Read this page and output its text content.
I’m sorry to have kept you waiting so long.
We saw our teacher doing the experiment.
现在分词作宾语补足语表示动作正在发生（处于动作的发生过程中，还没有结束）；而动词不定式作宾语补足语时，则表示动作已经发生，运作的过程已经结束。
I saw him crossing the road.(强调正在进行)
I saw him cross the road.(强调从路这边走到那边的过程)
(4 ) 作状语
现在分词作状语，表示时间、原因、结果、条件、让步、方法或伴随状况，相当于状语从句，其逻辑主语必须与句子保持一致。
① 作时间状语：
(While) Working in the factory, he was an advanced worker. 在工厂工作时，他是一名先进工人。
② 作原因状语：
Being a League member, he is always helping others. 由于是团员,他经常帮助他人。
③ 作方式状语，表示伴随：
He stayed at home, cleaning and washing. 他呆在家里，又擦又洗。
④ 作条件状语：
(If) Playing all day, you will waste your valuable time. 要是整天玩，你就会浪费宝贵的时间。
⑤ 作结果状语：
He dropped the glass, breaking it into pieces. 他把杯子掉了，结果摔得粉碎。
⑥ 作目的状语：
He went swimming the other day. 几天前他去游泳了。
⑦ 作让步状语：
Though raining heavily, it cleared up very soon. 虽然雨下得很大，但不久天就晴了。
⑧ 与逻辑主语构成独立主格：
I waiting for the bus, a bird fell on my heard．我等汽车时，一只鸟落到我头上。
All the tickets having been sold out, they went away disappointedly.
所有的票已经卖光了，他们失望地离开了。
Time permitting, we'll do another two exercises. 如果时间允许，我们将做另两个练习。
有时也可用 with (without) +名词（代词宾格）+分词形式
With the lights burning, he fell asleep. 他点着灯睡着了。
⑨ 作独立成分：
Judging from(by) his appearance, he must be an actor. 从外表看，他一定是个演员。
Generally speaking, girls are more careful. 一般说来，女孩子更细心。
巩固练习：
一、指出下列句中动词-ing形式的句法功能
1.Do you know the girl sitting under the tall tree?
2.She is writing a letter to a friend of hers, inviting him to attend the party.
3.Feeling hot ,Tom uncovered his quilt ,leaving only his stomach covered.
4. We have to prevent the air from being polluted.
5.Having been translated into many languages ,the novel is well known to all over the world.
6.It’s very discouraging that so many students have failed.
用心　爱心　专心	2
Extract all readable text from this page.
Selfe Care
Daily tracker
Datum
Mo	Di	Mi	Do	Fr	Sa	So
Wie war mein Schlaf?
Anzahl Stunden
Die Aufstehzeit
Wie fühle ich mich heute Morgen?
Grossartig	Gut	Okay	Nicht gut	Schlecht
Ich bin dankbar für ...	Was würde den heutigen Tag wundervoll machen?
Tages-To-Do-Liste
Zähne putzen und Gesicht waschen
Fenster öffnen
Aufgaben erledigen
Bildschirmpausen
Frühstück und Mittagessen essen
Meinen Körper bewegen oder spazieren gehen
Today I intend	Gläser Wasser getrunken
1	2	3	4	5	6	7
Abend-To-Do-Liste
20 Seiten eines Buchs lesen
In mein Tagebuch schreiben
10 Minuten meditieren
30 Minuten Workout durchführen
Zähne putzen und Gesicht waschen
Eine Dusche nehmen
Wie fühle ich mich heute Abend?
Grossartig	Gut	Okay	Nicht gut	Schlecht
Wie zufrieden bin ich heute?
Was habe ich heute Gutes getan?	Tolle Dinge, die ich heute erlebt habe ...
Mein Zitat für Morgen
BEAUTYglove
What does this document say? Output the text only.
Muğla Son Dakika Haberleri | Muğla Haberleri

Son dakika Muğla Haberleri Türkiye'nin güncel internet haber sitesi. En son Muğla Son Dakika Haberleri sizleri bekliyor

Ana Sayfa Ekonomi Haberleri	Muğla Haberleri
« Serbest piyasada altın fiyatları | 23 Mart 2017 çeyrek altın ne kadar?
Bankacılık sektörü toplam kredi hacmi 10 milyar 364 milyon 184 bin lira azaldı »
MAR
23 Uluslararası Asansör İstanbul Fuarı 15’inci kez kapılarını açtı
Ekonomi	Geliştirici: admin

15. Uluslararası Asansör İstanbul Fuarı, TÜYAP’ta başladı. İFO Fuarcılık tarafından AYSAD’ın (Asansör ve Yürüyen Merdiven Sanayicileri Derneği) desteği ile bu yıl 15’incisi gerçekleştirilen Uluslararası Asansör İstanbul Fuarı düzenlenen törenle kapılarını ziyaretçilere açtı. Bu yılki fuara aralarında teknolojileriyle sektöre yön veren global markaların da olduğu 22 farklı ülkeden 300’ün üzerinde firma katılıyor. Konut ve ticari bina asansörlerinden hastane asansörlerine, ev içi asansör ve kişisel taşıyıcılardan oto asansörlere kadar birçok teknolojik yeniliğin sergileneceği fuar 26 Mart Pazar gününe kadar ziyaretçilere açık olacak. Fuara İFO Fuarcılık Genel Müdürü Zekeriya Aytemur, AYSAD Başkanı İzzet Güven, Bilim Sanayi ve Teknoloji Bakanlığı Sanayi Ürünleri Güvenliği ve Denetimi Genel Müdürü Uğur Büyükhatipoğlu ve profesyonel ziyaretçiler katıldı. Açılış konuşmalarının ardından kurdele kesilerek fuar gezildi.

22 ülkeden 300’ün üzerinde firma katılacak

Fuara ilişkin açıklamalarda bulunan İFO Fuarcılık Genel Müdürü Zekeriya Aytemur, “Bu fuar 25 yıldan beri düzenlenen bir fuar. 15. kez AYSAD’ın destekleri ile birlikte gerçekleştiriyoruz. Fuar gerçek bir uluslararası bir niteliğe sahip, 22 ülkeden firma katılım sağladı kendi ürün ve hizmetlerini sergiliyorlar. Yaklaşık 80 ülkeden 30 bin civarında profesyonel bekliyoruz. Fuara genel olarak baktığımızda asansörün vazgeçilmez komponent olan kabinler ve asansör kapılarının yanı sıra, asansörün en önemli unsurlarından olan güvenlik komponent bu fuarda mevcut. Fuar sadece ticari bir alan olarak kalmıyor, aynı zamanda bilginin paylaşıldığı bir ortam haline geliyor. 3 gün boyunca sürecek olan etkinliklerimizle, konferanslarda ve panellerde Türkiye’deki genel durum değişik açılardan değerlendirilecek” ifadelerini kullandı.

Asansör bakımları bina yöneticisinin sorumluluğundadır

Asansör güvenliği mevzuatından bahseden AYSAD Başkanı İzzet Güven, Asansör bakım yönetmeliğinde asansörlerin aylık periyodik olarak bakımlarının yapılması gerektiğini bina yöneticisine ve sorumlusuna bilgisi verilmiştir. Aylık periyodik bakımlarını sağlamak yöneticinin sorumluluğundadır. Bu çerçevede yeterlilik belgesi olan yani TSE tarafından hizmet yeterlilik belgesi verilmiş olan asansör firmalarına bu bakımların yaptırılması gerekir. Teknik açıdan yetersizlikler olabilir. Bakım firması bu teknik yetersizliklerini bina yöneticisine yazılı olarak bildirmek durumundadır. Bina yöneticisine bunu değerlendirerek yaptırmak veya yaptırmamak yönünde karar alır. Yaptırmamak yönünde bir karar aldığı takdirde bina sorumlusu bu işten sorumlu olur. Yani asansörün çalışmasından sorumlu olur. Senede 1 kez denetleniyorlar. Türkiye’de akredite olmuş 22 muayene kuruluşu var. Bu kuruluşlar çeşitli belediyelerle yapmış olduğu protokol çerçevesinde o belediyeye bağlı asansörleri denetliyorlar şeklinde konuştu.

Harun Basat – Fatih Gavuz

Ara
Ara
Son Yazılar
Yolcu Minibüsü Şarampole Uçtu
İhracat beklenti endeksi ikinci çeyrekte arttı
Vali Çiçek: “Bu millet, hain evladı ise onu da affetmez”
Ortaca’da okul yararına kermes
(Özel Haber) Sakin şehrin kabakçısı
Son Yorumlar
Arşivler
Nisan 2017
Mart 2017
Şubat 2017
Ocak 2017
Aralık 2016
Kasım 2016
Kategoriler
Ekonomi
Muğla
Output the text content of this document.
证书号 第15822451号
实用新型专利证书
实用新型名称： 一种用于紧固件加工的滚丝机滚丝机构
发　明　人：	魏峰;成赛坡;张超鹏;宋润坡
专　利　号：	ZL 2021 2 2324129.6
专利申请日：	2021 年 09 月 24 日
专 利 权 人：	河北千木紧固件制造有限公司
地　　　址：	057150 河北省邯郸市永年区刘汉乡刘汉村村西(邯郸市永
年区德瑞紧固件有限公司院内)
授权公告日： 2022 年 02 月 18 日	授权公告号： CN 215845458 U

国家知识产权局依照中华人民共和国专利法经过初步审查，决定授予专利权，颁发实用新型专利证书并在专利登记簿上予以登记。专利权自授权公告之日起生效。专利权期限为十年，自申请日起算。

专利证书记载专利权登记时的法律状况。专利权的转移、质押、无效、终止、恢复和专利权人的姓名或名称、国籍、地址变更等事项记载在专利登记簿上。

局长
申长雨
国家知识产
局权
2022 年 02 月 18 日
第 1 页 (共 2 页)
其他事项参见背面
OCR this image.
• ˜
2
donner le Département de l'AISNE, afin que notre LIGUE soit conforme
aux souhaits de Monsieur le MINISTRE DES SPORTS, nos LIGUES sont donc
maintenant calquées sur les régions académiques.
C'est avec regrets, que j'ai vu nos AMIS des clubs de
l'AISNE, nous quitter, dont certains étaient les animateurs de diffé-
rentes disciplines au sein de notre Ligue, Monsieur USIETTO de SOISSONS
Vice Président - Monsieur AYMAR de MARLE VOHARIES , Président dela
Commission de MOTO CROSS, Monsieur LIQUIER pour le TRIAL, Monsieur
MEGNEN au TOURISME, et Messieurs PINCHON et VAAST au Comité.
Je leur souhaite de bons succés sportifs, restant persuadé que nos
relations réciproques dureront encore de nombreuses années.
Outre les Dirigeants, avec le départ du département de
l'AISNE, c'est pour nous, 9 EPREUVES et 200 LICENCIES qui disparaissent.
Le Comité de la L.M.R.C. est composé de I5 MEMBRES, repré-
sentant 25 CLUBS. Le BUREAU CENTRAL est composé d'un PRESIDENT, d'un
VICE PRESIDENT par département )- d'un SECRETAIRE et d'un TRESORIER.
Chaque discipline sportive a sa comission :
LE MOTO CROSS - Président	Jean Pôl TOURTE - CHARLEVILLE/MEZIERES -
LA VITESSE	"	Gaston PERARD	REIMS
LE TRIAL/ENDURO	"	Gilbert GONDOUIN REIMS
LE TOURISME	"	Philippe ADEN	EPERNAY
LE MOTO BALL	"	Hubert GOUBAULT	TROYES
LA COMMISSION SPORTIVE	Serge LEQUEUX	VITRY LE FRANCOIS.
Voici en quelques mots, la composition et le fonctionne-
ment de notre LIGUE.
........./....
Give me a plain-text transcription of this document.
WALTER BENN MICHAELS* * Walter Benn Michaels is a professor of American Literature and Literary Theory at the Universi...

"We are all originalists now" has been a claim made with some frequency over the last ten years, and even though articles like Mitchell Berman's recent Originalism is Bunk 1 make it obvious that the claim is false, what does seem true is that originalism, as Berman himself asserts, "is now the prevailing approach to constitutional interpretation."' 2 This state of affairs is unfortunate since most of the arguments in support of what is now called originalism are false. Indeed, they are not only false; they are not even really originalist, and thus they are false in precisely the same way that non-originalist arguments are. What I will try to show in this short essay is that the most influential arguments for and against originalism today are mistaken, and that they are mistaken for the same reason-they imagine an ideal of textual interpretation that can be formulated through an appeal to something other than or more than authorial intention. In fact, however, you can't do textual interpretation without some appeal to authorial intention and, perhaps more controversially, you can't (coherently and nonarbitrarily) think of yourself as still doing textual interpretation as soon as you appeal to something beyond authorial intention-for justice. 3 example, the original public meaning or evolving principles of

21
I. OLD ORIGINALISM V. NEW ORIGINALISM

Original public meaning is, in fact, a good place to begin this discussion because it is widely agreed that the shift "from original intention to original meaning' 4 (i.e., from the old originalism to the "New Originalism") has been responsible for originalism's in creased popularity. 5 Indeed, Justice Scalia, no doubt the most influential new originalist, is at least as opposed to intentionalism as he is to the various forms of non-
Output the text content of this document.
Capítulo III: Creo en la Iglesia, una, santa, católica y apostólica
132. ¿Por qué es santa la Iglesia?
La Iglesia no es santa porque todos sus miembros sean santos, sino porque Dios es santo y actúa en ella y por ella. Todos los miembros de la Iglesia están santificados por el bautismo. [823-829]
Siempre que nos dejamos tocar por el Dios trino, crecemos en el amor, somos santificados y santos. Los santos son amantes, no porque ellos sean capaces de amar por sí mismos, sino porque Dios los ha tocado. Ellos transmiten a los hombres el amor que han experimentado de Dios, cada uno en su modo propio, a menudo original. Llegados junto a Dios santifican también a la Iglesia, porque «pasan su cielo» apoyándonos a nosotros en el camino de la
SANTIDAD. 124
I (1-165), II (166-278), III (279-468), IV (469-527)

# # # #

▸ **Objective**
Gather each line of the listing that holds the string "heute".

▸ **Exercise solution**
Wie fühle ich mich heute Morgen?
Wie fühle ich mich heute Abend?
Wie zufrieden bin ich heute?
Was habe ich heute Gutes getan?	Tolle Dinge, die ich heute erlebt habe ...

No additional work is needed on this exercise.